TASK - Substitute "data-point" for every "scatter-point" in the entries below, leaving everything else unchanged. Omit the pictures from your answer.

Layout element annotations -
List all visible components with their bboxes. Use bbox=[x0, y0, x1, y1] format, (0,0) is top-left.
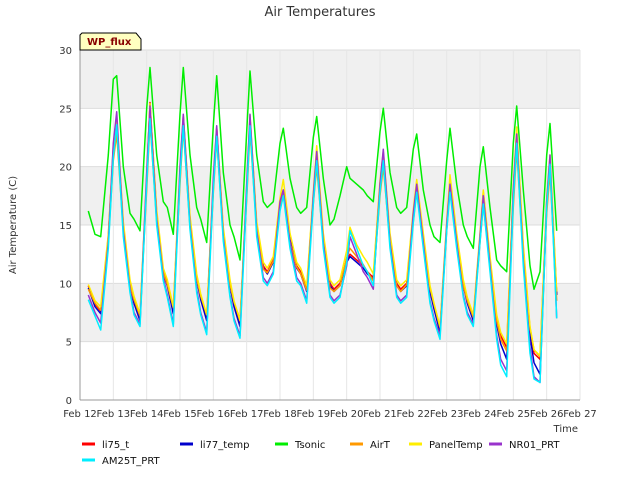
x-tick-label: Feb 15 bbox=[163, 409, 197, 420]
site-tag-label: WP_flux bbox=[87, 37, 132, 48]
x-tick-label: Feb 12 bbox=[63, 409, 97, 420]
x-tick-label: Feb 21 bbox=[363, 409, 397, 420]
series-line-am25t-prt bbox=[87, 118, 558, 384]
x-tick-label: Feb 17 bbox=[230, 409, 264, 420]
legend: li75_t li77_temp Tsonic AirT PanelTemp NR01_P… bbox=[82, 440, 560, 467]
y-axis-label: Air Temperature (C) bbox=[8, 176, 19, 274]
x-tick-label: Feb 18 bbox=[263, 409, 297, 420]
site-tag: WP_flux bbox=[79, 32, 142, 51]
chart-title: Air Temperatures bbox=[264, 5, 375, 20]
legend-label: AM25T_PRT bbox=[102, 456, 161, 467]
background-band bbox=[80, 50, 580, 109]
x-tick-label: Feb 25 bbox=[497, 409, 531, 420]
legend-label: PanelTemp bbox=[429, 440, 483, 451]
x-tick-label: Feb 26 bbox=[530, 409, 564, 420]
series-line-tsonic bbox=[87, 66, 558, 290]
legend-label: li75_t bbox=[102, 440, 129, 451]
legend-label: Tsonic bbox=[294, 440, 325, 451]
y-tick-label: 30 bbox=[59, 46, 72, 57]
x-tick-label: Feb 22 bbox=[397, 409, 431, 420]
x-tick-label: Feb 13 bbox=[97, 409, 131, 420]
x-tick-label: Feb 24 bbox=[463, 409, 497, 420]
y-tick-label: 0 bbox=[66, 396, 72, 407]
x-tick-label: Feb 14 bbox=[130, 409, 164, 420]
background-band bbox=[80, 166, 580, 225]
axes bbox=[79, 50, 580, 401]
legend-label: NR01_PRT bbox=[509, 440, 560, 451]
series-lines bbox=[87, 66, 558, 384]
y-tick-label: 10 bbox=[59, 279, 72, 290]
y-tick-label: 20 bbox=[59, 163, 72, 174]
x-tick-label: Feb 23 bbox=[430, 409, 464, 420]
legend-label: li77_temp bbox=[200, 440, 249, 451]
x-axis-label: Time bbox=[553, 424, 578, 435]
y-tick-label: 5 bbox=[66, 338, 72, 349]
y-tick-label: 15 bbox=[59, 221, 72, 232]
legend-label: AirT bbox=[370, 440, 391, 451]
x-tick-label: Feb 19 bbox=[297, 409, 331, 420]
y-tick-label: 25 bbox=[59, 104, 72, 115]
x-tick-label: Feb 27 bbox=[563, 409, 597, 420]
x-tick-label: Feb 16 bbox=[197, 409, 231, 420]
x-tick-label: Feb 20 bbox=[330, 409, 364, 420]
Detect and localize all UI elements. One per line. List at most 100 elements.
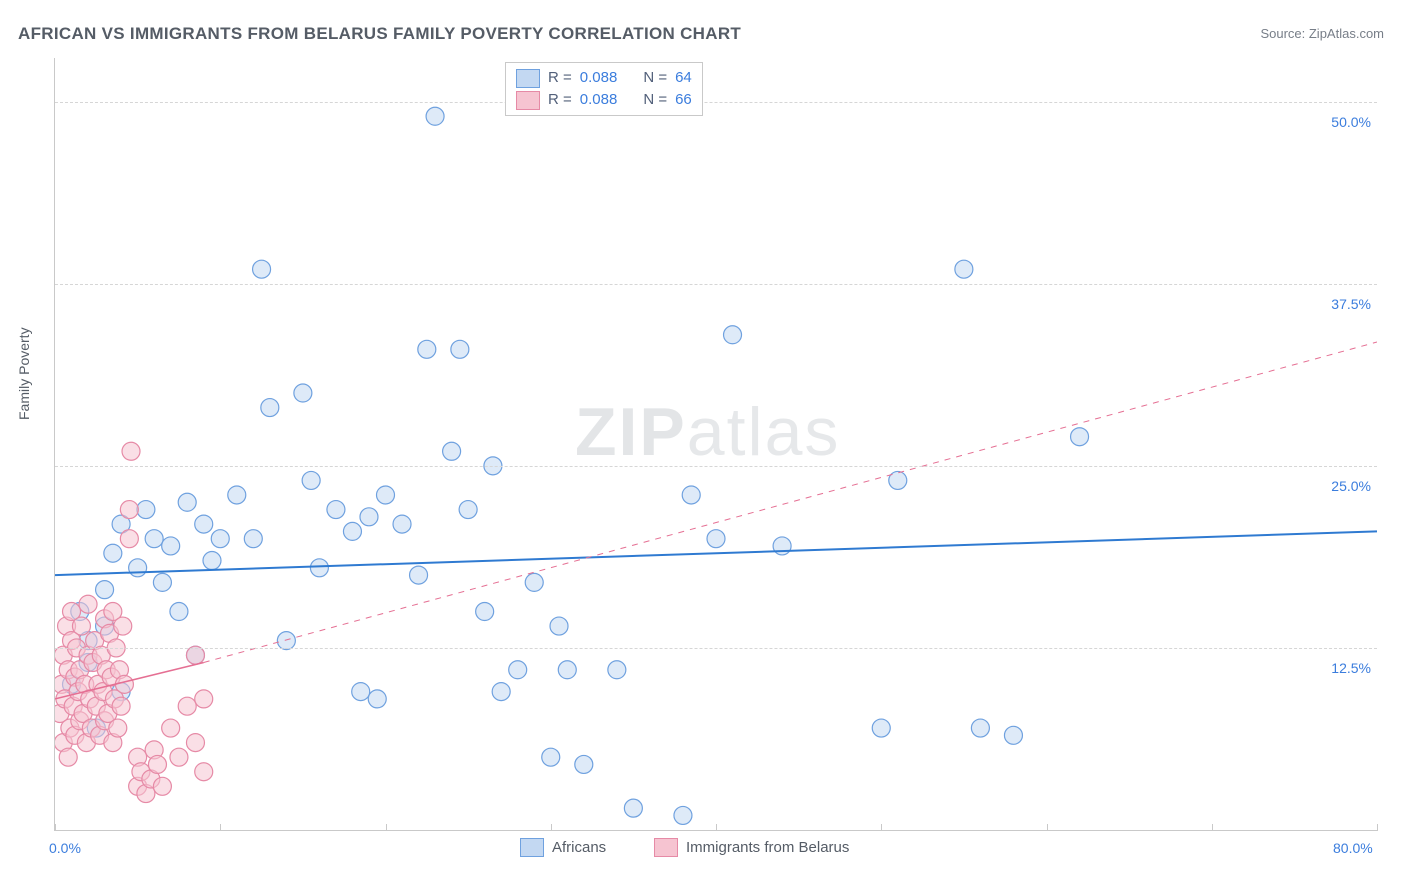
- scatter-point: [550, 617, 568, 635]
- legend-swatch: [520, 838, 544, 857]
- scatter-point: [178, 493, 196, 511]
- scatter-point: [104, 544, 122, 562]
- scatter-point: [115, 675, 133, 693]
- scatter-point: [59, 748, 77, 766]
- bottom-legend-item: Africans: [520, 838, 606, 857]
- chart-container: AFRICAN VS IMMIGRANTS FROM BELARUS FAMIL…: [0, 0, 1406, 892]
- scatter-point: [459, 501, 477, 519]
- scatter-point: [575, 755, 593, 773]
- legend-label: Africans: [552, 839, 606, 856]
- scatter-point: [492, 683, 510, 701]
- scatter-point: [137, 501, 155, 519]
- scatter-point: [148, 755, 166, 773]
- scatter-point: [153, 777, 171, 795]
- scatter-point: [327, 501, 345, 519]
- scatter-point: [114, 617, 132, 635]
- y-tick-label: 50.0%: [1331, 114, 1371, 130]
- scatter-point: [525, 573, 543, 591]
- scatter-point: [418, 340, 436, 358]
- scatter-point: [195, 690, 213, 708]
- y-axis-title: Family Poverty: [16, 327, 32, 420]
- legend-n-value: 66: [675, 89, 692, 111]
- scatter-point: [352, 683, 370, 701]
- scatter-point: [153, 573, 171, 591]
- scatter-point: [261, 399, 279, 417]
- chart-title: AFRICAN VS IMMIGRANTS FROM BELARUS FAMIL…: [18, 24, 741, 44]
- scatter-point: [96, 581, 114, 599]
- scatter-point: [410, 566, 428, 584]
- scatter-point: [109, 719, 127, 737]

FINAL ANSWER -
List all visible components with their bboxes. Use bbox=[x0, y0, x1, y1] format, (0,0) is top-left.
x-tick-label: Feb 15 bbox=[163, 409, 197, 420]
site-tag-label: WP_flux bbox=[87, 37, 132, 48]
x-tick-label: Feb 12 bbox=[63, 409, 97, 420]
x-tick-label: Feb 21 bbox=[363, 409, 397, 420]
series-line-am25t-prt bbox=[87, 118, 558, 384]
x-tick-label: Feb 17 bbox=[230, 409, 264, 420]
legend: li75_t li77_temp Tsonic AirT PanelTemp NR01_P… bbox=[82, 440, 560, 467]
y-axis-label: Air Temperature (C) bbox=[8, 176, 19, 274]
x-tick-label: Feb 18 bbox=[263, 409, 297, 420]
site-tag: WP_flux bbox=[79, 32, 142, 51]
chart-title: Air Temperatures bbox=[264, 5, 375, 20]
legend-label: AM25T_PRT bbox=[102, 456, 161, 467]
background-band bbox=[80, 50, 580, 109]
x-tick-label: Feb 25 bbox=[497, 409, 531, 420]
legend-label: PanelTemp bbox=[429, 440, 483, 451]
x-tick-label: Feb 26 bbox=[530, 409, 564, 420]
series-line-tsonic bbox=[87, 66, 558, 290]
legend-label: li75_t bbox=[102, 440, 129, 451]
legend-label: Tsonic bbox=[294, 440, 325, 451]
y-tick-label: 30 bbox=[59, 46, 72, 57]
x-tick-label: Feb 22 bbox=[397, 409, 431, 420]
x-tick-label: Feb 13 bbox=[97, 409, 131, 420]
x-tick-label: Feb 24 bbox=[463, 409, 497, 420]
y-tick-label: 0 bbox=[66, 396, 72, 407]
x-tick-label: Feb 14 bbox=[130, 409, 164, 420]
background-band bbox=[80, 166, 580, 225]
axes bbox=[79, 50, 580, 401]
legend-label: NR01_PRT bbox=[509, 440, 560, 451]
series-lines bbox=[87, 66, 558, 384]
y-tick-label: 10 bbox=[59, 279, 72, 290]
y-tick-label: 20 bbox=[59, 163, 72, 174]
x-tick-label: Feb 23 bbox=[430, 409, 464, 420]
legend-label: li77_temp bbox=[200, 440, 249, 451]
x-axis-label: Time bbox=[553, 424, 578, 435]
y-tick-label: 5 bbox=[66, 338, 72, 349]
y-tick-label: 15 bbox=[59, 221, 72, 232]
legend-label: AirT bbox=[370, 440, 391, 451]
x-tick-label: Feb 19 bbox=[297, 409, 331, 420]
y-tick-label: 25 bbox=[59, 104, 72, 115]
x-tick-label: Feb 27 bbox=[563, 409, 597, 420]
x-tick-label: Feb 16 bbox=[197, 409, 231, 420]
x-tick-label: Feb 20 bbox=[330, 409, 364, 420]
Detect and localize all UI elements. One per line. List at most 100 elements.
- data-point: [550, 617, 568, 635]
- legend-swatch: [520, 838, 544, 857]
- data-point: [178, 493, 196, 511]
- data-point: [104, 544, 122, 562]
- data-point: [115, 675, 133, 693]
- data-point: [59, 748, 77, 766]
- bottom-legend-item: Africans: [520, 838, 606, 857]
- chart-container: AFRICAN VS IMMIGRANTS FROM BELARUS FAMIL…: [0, 0, 1406, 892]
- data-point: [459, 501, 477, 519]
- data-point: [575, 755, 593, 773]
- legend-label: Africans: [552, 839, 606, 856]
- data-point: [492, 683, 510, 701]
- data-point: [137, 501, 155, 519]
- data-point: [148, 755, 166, 773]
- data-point: [153, 777, 171, 795]
- data-point: [327, 501, 345, 519]
- data-point: [114, 617, 132, 635]
- y-tick-label: 50.0%: [1331, 114, 1371, 130]
- data-point: [525, 573, 543, 591]
- data-point: [418, 340, 436, 358]
- data-point: [195, 690, 213, 708]
- y-axis-title: Family Poverty: [16, 327, 32, 420]
- legend-n-value: 66: [675, 89, 692, 111]
- data-point: [352, 683, 370, 701]
- data-point: [153, 573, 171, 591]
- data-point: [261, 399, 279, 417]
- chart-title: AFRICAN VS IMMIGRANTS FROM BELARUS FAMIL…: [18, 24, 741, 44]
- data-point: [96, 581, 114, 599]
- data-point: [410, 566, 428, 584]
- data-point: [109, 719, 127, 737]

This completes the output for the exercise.